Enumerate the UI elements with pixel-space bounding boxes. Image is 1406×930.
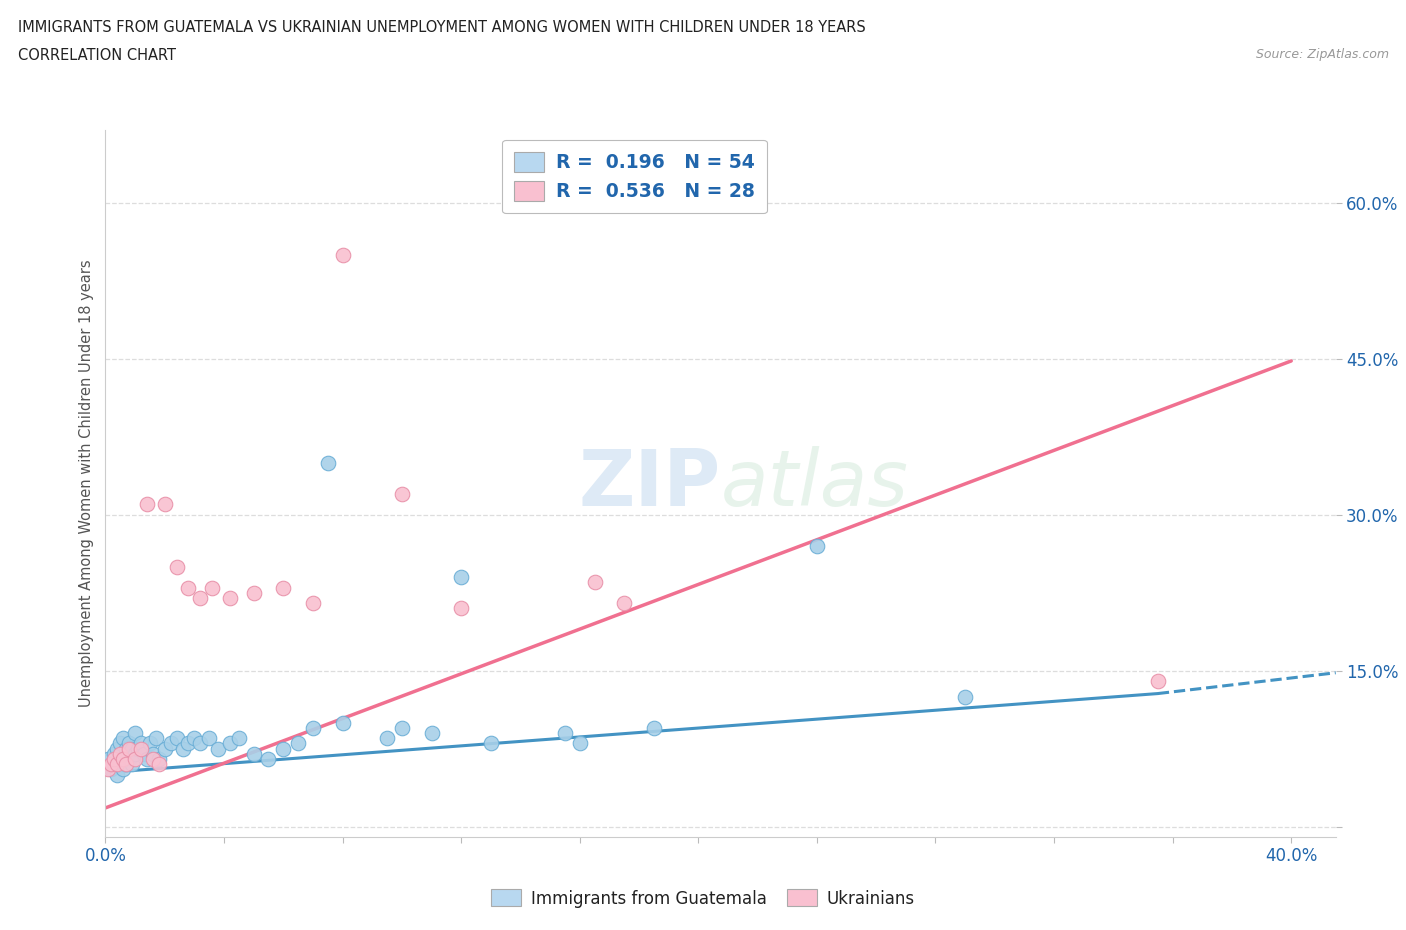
Point [145, 731, 167, 746]
Point [188, 736, 211, 751]
Point [177, 736, 200, 751]
Point [118, 741, 141, 756]
Text: Source: ZipAtlas.com: Source: ZipAtlas.com [1256, 48, 1389, 61]
Point [166, 731, 188, 746]
Point [391, 486, 413, 501]
Point [105, 767, 128, 782]
Point [316, 456, 339, 471]
Point [177, 580, 200, 595]
Point [613, 596, 636, 611]
Point [583, 575, 606, 590]
Point [198, 731, 221, 746]
Point [302, 596, 325, 611]
Point [207, 741, 229, 756]
Point [103, 747, 125, 762]
Point [148, 757, 170, 772]
Point [129, 741, 152, 756]
Point [148, 751, 170, 766]
Point [159, 736, 181, 751]
Point [568, 736, 591, 751]
Point [201, 580, 224, 595]
Text: atlas: atlas [721, 445, 908, 522]
Point [153, 741, 176, 756]
Point [100, 757, 122, 772]
Point [118, 736, 141, 751]
Point [287, 736, 309, 751]
Point [105, 741, 128, 756]
Point [115, 741, 138, 756]
Point [129, 736, 152, 751]
Point [375, 731, 398, 746]
Point [118, 751, 141, 766]
Point [219, 736, 242, 751]
Point [121, 741, 143, 756]
Point [242, 747, 264, 762]
Point [228, 731, 250, 746]
Point [273, 580, 295, 595]
Point [302, 721, 325, 736]
Text: IMMIGRANTS FROM GUATEMALA VS UKRAINIAN UNEMPLOYMENT AMONG WOMEN WITH CHILDREN UN: IMMIGRANTS FROM GUATEMALA VS UKRAINIAN U… [18, 20, 866, 35]
Point [97, 762, 120, 777]
Point [450, 601, 472, 616]
Point [391, 721, 413, 736]
Point [100, 762, 122, 777]
Point [183, 731, 205, 746]
Point [153, 497, 176, 512]
Text: CORRELATION CHART: CORRELATION CHART [18, 48, 176, 63]
Point [103, 751, 125, 766]
Point [103, 757, 125, 772]
Point [112, 762, 135, 777]
Point [166, 559, 188, 574]
Point [257, 751, 280, 766]
Point [110, 747, 132, 762]
Point [124, 725, 146, 740]
Point [110, 757, 132, 772]
Point [450, 570, 472, 585]
Point [132, 747, 155, 762]
Point [124, 751, 146, 766]
Point [953, 689, 976, 704]
Point [121, 757, 143, 772]
Point [97, 751, 120, 766]
Point [332, 247, 354, 262]
Point [420, 725, 443, 740]
Point [1146, 673, 1168, 688]
Point [142, 751, 165, 766]
Point [139, 736, 162, 751]
Point [242, 585, 264, 600]
Point [115, 757, 138, 772]
Point [273, 741, 295, 756]
Point [479, 736, 502, 751]
Point [643, 721, 665, 736]
Point [332, 715, 354, 730]
Point [124, 747, 146, 762]
Y-axis label: Unemployment Among Women with Children Under 18 years: Unemployment Among Women with Children U… [79, 259, 94, 708]
Point [554, 725, 576, 740]
Point [188, 591, 211, 605]
Point [136, 751, 159, 766]
Point [112, 731, 135, 746]
Point [219, 591, 242, 605]
Point [112, 751, 135, 766]
Point [110, 736, 132, 751]
Point [142, 747, 165, 762]
Point [136, 497, 159, 512]
Text: ZIP: ZIP [578, 445, 721, 522]
Point [806, 538, 828, 553]
Point [115, 757, 138, 772]
Legend: R =  0.196   N = 54, R =  0.536   N = 28: R = 0.196 N = 54, R = 0.536 N = 28 [502, 140, 766, 213]
Point [105, 757, 128, 772]
Legend: Immigrants from Guatemala, Ukrainians: Immigrants from Guatemala, Ukrainians [484, 883, 922, 914]
Point [172, 741, 194, 756]
Point [127, 741, 149, 756]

▶ **REQUIRED TASK**:
Rewrite the listing above as a numbered list with one line per entry, skipping any blank lines and leaving out the picture.

▶ **SOLUTION**:
1. Enumerate the UI elements with pixel-space bounding boxes. Image is 1406×930.
2. Point [145, 731, 167, 746]
3. Point [188, 736, 211, 751]
4. Point [177, 736, 200, 751]
5. Point [118, 741, 141, 756]
6. Text: Source: ZipAtlas.com: Source: ZipAtlas.com [1256, 48, 1389, 61]
7. Point [166, 731, 188, 746]
8. Point [391, 486, 413, 501]
9. Point [105, 767, 128, 782]
10. Point [316, 456, 339, 471]
11. Point [177, 580, 200, 595]
12. Point [613, 596, 636, 611]
13. Point [583, 575, 606, 590]
14. Point [198, 731, 221, 746]
15. Point [302, 596, 325, 611]
16. Point [207, 741, 229, 756]
17. Point [103, 747, 125, 762]
18. Point [148, 757, 170, 772]
19. Point [129, 741, 152, 756]
20. Point [148, 751, 170, 766]
21. Point [159, 736, 181, 751]
22. Point [568, 736, 591, 751]
23. Point [201, 580, 224, 595]
24. Text: atlas: atlas [721, 445, 908, 522]
25. Point [153, 741, 176, 756]
26. Point [100, 757, 122, 772]
27. Point [118, 736, 141, 751]
28. Point [287, 736, 309, 751]
29. Point [105, 741, 128, 756]
30. Point [115, 741, 138, 756]
31. Point [129, 736, 152, 751]
32. Point [375, 731, 398, 746]
33. Point [118, 751, 141, 766]
34. Point [219, 736, 242, 751]
35. Point [121, 741, 143, 756]
36. Point [242, 747, 264, 762]
37. Point [228, 731, 250, 746]
38. Point [273, 580, 295, 595]
39. Point [302, 721, 325, 736]
40. Text: IMMIGRANTS FROM GUATEMALA VS UKRAINIAN UNEMPLOYMENT AMONG WOMEN WITH CHILDREN UN: IMMIGRANTS FROM GUATEMALA VS UKRAINIAN U… [18, 20, 866, 35]
41. Point [97, 762, 120, 777]
42. Point [450, 601, 472, 616]
43. Point [391, 721, 413, 736]
44. Point [100, 762, 122, 777]
45. Point [183, 731, 205, 746]
46. Point [153, 497, 176, 512]
47. Text: CORRELATION CHART: CORRELATION CHART [18, 48, 176, 63]
48. Point [103, 751, 125, 766]
49. Point [103, 757, 125, 772]
50. Point [112, 762, 135, 777]
51. Point [166, 559, 188, 574]
52. Point [257, 751, 280, 766]
53. Point [110, 747, 132, 762]
54. Point [124, 725, 146, 740]
55. Point [110, 757, 132, 772]
56. Point [450, 570, 472, 585]
57. Point [132, 747, 155, 762]
58. Point [124, 751, 146, 766]
59. Point [953, 689, 976, 704]
60. Point [121, 757, 143, 772]
61. Point [97, 751, 120, 766]
62. Point [332, 247, 354, 262]
63. Point [420, 725, 443, 740]
64. Point [1146, 673, 1168, 688]
65. Point [142, 751, 165, 766]
66. Point [139, 736, 162, 751]
67. Point [242, 585, 264, 600]
68. Point [115, 757, 138, 772]
69. Point [273, 741, 295, 756]
70. Point [479, 736, 502, 751]
71. Point [643, 721, 665, 736]
72. Point [332, 715, 354, 730]
73. Point [124, 747, 146, 762]
74. Y-axis label: Unemployment Among Women with Children Under 18 years: Unemployment Among Women with Children U… [79, 259, 94, 708]
75. Point [554, 725, 576, 740]
76. Point [188, 591, 211, 605]
77. Point [136, 751, 159, 766]
78. Point [112, 731, 135, 746]
79. Point [219, 591, 242, 605]
80. Point [112, 751, 135, 766]
81. Point [110, 736, 132, 751]
82. Point [142, 747, 165, 762]
83. Point [136, 497, 159, 512]
84. Text: ZIP: ZIP [578, 445, 721, 522]
85. Point [806, 538, 828, 553]
86. Point [115, 757, 138, 772]
87. Legend: R =  0.196   N = 54, R =  0.536   N = 28: R = 0.196 N = 54, R = 0.536 N = 28 [502, 140, 766, 213]
88. Point [105, 757, 128, 772]
89. Legend: Immigrants from Guatemala, Ukrainians: Immigrants from Guatemala, Ukrainians [484, 883, 922, 914]
90. Point [172, 741, 194, 756]
91. Point [127, 741, 149, 756]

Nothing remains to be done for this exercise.